• _REQUIREMENTS_: Reproduce all of the material exactly as shown.

• _EXTRACTED INFORMATION_:
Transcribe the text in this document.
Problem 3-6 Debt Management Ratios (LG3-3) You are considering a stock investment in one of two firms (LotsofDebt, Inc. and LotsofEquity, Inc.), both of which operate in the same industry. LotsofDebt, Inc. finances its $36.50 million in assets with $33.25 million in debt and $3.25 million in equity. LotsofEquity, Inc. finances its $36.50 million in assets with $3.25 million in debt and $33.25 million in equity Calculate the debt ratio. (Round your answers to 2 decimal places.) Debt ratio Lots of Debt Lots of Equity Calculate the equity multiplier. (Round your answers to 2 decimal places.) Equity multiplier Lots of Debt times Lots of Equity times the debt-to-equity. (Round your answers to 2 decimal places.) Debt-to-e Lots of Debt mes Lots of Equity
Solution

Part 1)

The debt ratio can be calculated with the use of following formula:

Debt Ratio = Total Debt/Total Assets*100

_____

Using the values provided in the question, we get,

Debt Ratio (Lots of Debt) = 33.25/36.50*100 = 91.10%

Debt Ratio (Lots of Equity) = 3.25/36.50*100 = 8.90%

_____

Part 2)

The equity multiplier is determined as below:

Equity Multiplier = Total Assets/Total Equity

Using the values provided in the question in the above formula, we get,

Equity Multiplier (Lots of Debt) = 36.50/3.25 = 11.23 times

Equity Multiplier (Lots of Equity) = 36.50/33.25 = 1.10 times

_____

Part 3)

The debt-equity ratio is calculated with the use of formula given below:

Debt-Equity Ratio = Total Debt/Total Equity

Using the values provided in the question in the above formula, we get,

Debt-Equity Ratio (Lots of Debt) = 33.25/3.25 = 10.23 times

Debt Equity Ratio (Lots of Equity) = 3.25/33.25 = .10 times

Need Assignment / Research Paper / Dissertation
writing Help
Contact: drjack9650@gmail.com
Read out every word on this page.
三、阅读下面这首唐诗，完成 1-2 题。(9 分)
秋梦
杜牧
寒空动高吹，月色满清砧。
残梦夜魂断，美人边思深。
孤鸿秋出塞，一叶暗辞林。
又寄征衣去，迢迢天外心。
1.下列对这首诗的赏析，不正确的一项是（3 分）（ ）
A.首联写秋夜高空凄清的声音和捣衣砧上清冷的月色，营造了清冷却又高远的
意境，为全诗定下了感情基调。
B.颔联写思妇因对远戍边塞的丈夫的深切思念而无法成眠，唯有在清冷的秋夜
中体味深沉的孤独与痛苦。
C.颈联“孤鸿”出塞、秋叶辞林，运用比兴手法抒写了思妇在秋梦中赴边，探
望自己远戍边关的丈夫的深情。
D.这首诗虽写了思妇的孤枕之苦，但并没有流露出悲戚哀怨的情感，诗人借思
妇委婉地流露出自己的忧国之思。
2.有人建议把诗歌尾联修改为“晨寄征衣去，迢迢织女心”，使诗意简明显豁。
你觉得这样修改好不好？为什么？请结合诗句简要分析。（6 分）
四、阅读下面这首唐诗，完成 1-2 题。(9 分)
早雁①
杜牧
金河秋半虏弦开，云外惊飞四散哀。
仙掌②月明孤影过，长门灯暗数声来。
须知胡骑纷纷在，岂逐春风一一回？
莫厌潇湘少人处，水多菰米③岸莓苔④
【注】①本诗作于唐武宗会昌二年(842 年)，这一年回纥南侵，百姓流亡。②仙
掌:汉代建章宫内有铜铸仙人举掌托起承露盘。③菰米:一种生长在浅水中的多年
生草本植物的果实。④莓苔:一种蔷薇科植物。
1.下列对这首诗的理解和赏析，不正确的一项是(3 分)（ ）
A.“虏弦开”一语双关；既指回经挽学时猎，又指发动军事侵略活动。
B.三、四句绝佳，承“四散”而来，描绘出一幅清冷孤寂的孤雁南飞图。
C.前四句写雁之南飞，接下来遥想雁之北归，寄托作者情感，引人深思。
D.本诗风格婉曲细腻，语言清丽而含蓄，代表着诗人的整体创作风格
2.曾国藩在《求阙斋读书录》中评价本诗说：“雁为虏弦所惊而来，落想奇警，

• _SOLUTION TO THIS EXERCISE_:
Transcribe the text in this document.
Problem 3-6 Debt Management Ratios (LG3-3) You are considering a stock investment in one of two firms (LotsofDebt, Inc. and LotsofEquity, Inc.), both of which operate in the same industry. LotsofDebt, Inc. finances its $36.50 million in assets with $33.25 million in debt and $3.25 million in equity. LotsofEquity, Inc. finances its $36.50 million in assets with $3.25 million in debt and $33.25 million in equity Calculate the debt ratio. (Round your answers to 2 decimal places.) Debt ratio Lots of Debt Lots of Equity Calculate the equity multiplier. (Round your answers to 2 decimal places.) Equity multiplier Lots of Debt times Lots of Equity times the debt-to-equity. (Round your answers to 2 decimal places.) Debt-to-e Lots of Debt mes Lots of Equity
Solution

Part 1)

The debt ratio can be calculated with the use of following formula:

Debt Ratio = Total Debt/Total Assets*100

_____

Using the values provided in the question, we get,

Debt Ratio (Lots of Debt) = 33.25/36.50*100 = 91.10%

Debt Ratio (Lots of Equity) = 3.25/36.50*100 = 8.90%

_____

Part 2)

The equity multiplier is determined as below:

Equity Multiplier = Total Assets/Total Equity

Using the values provided in the question in the above formula, we get,

Equity Multiplier (Lots of Debt) = 36.50/3.25 = 11.23 times

Equity Multiplier (Lots of Equity) = 36.50/33.25 = 1.10 times

_____

Part 3)

The debt-equity ratio is calculated with the use of formula given below:

Debt-Equity Ratio = Total Debt/Total Equity

Using the values provided in the question in the above formula, we get,

Debt-Equity Ratio (Lots of Debt) = 33.25/3.25 = 10.23 times

Debt Equity Ratio (Lots of Equity) = 3.25/33.25 = .10 times

Need Assignment / Research Paper / Dissertation
writing Help
Contact: drjack9650@gmail.com
Read out every word on this page.
三、阅读下面这首唐诗，完成 1-2 题。(9 分)
秋梦
杜牧
寒空动高吹，月色满清砧。
残梦夜魂断，美人边思深。
孤鸿秋出塞，一叶暗辞林。
又寄征衣去，迢迢天外心。
1.下列对这首诗的赏析，不正确的一项是（3 分）（ ）
A.首联写秋夜高空凄清的声音和捣衣砧上清冷的月色，营造了清冷却又高远的
意境，为全诗定下了感情基调。
B.颔联写思妇因对远戍边塞的丈夫的深切思念而无法成眠，唯有在清冷的秋夜
中体味深沉的孤独与痛苦。
C.颈联“孤鸿”出塞、秋叶辞林，运用比兴手法抒写了思妇在秋梦中赴边，探
望自己远戍边关的丈夫的深情。
D.这首诗虽写了思妇的孤枕之苦，但并没有流露出悲戚哀怨的情感，诗人借思
妇委婉地流露出自己的忧国之思。
2.有人建议把诗歌尾联修改为“晨寄征衣去，迢迢织女心”，使诗意简明显豁。
你觉得这样修改好不好？为什么？请结合诗句简要分析。（6 分）
四、阅读下面这首唐诗，完成 1-2 题。(9 分)
早雁①
杜牧
金河秋半虏弦开，云外惊飞四散哀。
仙掌②月明孤影过，长门灯暗数声来。
须知胡骑纷纷在，岂逐春风一一回？
莫厌潇湘少人处，水多菰米③岸莓苔④
【注】①本诗作于唐武宗会昌二年(842 年)，这一年回纥南侵，百姓流亡。②仙
掌:汉代建章宫内有铜铸仙人举掌托起承露盘。③菰米:一种生长在浅水中的多年
生草本植物的果实。④莓苔:一种蔷薇科植物。
1.下列对这首诗的理解和赏析，不正确的一项是(3 分)（ ）
A.“虏弦开”一语双关；既指回经挽学时猎，又指发动军事侵略活动。
B.三、四句绝佳，承“四散”而来，描绘出一幅清冷孤寂的孤雁南飞图。
C.前四句写雁之南飞，接下来遥想雁之北归，寄托作者情感，引人深思。
D.本诗风格婉曲细腻，语言清丽而含蓄，代表着诗人的整体创作风格
2.曾国藩在《求阙斋读书录》中评价本诗说：“雁为虏弦所惊而来，落想奇警，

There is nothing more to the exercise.